**THE RECORDS**
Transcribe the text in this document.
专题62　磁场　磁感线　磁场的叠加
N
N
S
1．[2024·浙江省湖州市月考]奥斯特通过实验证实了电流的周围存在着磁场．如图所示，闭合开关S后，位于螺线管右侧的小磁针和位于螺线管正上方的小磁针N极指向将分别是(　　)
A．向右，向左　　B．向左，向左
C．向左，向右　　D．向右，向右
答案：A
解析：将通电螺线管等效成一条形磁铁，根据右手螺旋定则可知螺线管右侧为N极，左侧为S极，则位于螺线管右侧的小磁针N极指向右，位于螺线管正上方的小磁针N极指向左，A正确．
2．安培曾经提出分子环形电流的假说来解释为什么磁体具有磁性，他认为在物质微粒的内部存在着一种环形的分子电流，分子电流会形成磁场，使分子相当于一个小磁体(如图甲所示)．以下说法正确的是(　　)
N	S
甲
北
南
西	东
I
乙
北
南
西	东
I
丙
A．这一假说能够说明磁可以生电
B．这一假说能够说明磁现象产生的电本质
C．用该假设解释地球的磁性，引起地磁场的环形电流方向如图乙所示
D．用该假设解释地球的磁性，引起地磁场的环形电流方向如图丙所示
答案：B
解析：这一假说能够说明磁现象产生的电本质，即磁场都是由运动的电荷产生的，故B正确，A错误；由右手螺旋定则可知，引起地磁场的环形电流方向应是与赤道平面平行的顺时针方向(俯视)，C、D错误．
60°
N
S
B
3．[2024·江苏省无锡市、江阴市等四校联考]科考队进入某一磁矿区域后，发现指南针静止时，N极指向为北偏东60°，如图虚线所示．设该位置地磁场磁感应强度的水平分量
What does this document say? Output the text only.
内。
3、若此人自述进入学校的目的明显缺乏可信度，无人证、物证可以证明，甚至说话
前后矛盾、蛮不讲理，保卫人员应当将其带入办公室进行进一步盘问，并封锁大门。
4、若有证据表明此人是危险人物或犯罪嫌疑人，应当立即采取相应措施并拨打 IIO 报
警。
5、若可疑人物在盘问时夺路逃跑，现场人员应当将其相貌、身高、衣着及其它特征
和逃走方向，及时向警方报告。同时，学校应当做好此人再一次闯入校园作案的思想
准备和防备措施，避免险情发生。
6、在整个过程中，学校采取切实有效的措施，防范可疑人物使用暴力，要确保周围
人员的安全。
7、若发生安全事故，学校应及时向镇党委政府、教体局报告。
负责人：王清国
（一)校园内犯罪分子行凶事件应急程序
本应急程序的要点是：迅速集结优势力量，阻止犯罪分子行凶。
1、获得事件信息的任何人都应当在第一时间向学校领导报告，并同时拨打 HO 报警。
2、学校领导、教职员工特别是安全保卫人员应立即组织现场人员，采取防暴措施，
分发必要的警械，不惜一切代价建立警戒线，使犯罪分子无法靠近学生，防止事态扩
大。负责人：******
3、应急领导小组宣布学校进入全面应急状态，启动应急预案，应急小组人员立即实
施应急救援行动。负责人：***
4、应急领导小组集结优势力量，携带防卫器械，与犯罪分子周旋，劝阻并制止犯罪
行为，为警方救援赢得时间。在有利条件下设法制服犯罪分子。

**TASK DESCRIPTION**
Pull out every line of the entries that includes the word "document".

**RESPONSE TO THIS EXERCISE**
Transcribe the text in this document.
What does this document say? Output the text only.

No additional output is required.